> _Task to carry out_
Return all entries precisely as they stand, without the images.

> _Data for processing_
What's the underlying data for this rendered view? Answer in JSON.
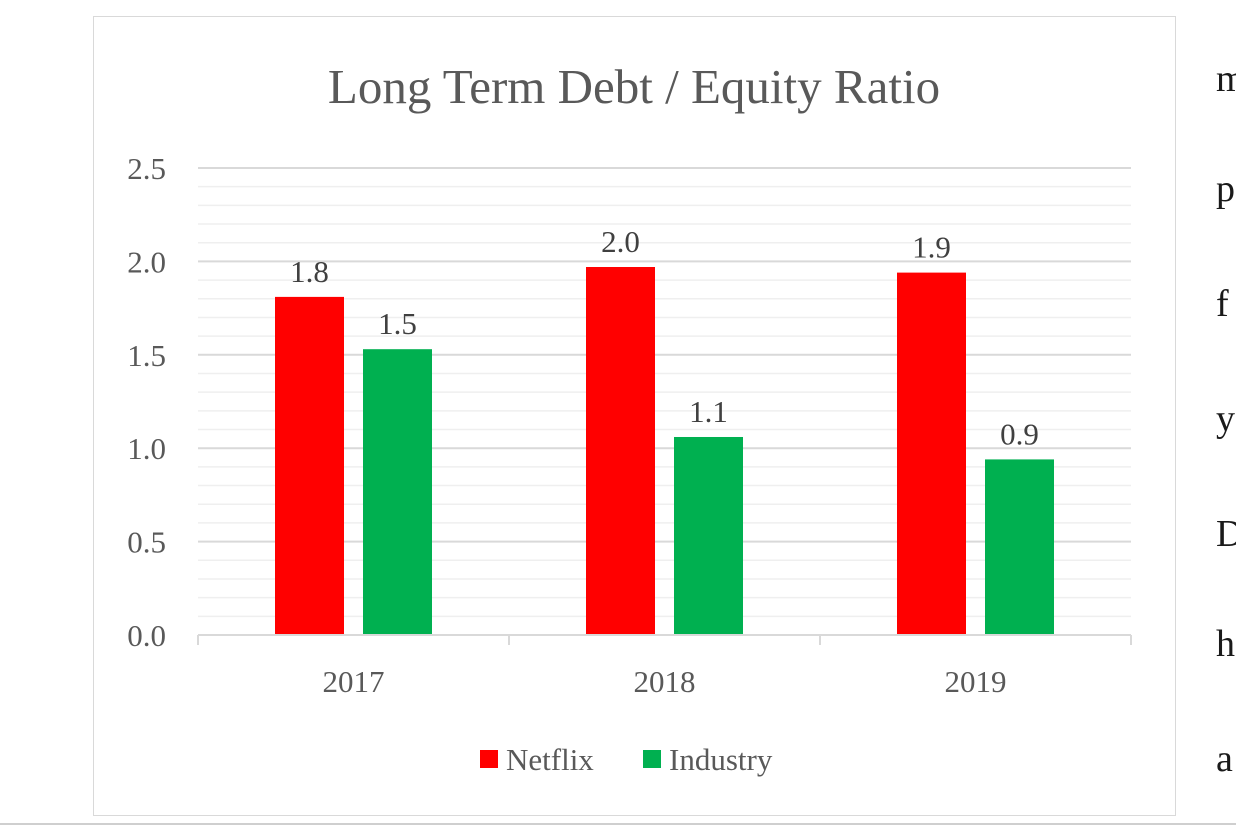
{
  "chart_data": {
    "type": "bar",
    "title": "Long Term Debt / Equity Ratio",
    "xlabel": "",
    "ylabel": "",
    "categories": [
      "2017",
      "2018",
      "2019"
    ],
    "series": [
      {
        "name": "Netflix",
        "values": [
          1.81,
          1.97,
          1.94
        ],
        "labels": [
          "1.8",
          "2.0",
          "1.9"
        ],
        "color": "#ff0000"
      },
      {
        "name": "Industry",
        "values": [
          1.53,
          1.06,
          0.94
        ],
        "labels": [
          "1.5",
          "1.1",
          "0.9"
        ],
        "color": "#00b050"
      }
    ],
    "ylim": [
      0,
      2.5
    ],
    "yticks": [
      "0.0",
      "0.5",
      "1.0",
      "1.5",
      "2.0",
      "2.5"
    ],
    "grid": true,
    "legend": "bottom"
  },
  "side_text": {
    "letters": [
      "m",
      "p",
      "f",
      "y",
      "D",
      "h",
      "a"
    ]
  }
}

> _Final result_
What's the underlying data for this rendered view? Answer in JSON.
{
  "chart_data": {
    "type": "bar",
    "title": "Long Term Debt / Equity Ratio",
    "xlabel": "",
    "ylabel": "",
    "categories": [
      "2017",
      "2018",
      "2019"
    ],
    "series": [
      {
        "name": "Netflix",
        "values": [
          1.81,
          1.97,
          1.94
        ],
        "labels": [
          "1.8",
          "2.0",
          "1.9"
        ],
        "color": "#ff0000"
      },
      {
        "name": "Industry",
        "values": [
          1.53,
          1.06,
          0.94
        ],
        "labels": [
          "1.5",
          "1.1",
          "0.9"
        ],
        "color": "#00b050"
      }
    ],
    "ylim": [
      0,
      2.5
    ],
    "yticks": [
      "0.0",
      "0.5",
      "1.0",
      "1.5",
      "2.0",
      "2.5"
    ],
    "grid": true,
    "legend": "bottom"
  },
  "side_text": {
    "letters": [
      "m",
      "p",
      "f",
      "y",
      "D",
      "h",
      "a"
    ]
  }
}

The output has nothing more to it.